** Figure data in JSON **
=-=-=-=-=

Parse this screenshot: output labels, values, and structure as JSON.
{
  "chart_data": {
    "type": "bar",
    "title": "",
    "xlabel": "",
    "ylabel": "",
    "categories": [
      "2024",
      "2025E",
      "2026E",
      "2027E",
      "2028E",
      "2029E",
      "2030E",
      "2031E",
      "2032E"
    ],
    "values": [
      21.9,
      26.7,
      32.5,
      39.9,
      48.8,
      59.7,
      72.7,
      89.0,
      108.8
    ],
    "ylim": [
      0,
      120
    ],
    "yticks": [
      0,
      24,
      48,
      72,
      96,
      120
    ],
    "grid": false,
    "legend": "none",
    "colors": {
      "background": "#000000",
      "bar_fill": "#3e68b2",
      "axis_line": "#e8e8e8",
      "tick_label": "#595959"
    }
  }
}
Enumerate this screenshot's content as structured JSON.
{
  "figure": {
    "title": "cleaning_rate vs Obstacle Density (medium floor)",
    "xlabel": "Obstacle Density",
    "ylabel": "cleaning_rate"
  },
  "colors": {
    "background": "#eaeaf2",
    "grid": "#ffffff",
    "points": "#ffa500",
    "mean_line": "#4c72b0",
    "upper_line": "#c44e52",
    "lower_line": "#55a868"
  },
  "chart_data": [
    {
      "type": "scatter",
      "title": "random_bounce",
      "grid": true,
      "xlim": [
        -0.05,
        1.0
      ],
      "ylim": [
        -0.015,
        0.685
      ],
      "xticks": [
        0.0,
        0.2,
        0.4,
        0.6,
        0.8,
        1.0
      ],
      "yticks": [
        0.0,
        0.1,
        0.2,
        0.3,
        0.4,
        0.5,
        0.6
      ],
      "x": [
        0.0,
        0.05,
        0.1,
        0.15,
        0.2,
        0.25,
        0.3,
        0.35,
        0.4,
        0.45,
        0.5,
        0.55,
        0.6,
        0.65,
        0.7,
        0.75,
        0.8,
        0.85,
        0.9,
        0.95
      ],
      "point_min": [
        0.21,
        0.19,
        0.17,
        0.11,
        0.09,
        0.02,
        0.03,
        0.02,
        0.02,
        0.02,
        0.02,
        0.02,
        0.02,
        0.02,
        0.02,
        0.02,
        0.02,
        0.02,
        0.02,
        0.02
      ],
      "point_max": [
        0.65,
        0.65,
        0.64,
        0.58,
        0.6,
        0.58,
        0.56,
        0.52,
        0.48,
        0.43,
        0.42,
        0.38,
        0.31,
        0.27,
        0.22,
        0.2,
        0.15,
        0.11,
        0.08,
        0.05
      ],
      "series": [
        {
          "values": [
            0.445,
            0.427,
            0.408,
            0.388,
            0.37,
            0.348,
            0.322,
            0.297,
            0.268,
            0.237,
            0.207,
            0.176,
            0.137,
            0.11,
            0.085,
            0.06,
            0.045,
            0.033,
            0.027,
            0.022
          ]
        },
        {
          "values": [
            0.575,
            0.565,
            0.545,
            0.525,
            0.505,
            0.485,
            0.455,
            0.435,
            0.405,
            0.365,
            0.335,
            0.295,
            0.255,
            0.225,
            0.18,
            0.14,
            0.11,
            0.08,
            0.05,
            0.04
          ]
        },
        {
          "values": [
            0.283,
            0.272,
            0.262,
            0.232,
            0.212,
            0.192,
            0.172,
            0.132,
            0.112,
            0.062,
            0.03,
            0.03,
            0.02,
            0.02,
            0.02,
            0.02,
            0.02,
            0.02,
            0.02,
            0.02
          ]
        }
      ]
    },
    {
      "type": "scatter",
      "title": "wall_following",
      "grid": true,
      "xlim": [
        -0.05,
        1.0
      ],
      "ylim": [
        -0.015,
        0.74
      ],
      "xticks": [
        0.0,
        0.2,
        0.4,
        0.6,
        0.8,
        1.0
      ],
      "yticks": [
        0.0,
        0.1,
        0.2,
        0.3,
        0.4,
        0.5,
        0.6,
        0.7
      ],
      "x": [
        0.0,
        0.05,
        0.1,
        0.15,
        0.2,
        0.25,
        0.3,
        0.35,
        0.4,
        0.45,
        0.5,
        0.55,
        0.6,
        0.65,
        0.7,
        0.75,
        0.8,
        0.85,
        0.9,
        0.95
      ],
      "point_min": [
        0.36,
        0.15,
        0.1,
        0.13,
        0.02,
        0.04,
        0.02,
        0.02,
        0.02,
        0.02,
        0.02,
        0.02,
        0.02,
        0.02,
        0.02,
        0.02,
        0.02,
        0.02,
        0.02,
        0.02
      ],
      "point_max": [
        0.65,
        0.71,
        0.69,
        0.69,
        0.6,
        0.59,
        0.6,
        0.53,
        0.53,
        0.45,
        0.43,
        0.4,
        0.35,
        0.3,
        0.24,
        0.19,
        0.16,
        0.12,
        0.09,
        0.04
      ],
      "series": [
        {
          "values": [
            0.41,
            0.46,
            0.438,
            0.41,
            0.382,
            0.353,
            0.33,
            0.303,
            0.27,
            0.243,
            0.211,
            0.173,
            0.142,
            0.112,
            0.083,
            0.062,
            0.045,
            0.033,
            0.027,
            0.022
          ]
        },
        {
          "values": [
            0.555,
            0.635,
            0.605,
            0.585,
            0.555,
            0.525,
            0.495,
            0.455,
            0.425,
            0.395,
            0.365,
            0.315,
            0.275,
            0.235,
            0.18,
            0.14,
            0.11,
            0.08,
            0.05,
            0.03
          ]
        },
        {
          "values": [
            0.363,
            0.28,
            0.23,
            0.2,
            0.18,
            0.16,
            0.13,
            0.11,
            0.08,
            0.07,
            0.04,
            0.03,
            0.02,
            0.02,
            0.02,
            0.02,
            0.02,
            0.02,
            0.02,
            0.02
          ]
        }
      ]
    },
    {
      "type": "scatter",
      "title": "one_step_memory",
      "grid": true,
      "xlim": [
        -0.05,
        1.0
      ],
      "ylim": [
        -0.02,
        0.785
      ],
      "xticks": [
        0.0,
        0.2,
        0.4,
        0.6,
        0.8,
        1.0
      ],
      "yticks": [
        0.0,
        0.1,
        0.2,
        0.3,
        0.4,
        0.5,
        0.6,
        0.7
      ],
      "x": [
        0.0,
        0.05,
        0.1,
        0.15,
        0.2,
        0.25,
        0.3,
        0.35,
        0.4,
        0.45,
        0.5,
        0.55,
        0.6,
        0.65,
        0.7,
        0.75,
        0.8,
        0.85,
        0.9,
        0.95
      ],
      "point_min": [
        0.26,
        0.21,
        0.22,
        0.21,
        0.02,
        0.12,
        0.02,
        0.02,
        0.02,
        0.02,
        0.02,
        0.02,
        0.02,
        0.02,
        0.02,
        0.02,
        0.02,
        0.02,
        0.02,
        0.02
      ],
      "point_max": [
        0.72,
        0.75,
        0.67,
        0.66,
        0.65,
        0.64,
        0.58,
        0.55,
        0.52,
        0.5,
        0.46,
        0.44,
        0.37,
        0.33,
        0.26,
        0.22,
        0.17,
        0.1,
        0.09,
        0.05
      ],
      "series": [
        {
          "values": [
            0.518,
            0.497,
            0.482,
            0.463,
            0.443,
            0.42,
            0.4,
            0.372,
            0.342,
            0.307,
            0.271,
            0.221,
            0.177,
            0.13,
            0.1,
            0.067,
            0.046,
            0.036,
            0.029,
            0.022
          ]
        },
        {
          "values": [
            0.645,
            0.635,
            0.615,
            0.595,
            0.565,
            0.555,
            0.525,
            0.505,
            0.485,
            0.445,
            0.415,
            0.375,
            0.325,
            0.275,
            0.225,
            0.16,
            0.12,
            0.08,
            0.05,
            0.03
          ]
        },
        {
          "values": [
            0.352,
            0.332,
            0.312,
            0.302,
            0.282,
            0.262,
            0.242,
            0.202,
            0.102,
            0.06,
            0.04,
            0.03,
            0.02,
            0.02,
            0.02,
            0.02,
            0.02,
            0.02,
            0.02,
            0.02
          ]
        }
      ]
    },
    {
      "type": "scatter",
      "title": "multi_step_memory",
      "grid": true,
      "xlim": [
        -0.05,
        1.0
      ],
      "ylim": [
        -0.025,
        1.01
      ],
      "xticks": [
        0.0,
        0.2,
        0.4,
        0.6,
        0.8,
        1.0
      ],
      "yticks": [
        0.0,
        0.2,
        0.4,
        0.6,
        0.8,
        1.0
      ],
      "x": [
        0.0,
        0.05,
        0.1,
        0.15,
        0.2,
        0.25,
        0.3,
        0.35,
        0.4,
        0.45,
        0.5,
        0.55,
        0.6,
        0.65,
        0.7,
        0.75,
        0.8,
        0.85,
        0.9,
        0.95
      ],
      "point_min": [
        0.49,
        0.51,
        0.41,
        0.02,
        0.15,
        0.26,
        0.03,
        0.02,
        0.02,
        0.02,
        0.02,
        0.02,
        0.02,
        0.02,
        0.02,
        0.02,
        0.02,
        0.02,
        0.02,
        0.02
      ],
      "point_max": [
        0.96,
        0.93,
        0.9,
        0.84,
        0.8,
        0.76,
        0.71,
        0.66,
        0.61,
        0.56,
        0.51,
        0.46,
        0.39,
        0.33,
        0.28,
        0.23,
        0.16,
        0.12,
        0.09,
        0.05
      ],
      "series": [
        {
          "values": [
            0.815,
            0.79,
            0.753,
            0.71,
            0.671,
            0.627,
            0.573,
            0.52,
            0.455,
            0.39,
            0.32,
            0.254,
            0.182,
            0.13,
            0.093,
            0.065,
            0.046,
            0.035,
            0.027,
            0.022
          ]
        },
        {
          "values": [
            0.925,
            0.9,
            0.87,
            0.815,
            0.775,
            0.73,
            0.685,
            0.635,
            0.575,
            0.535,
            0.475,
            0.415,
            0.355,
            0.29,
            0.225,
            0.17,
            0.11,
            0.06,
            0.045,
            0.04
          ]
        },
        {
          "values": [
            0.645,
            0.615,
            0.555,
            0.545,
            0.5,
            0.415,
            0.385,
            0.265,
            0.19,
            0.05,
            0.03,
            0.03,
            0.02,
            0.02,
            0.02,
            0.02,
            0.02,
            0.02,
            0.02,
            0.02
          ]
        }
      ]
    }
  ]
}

=-=-=-=-=

** Short exercise **
Extract each line holding the string "screenshot".

** Written solution **
Parse this screenshot: output labels, values, and structure as JSON.
Enumerate this screenshot's content as structured JSON.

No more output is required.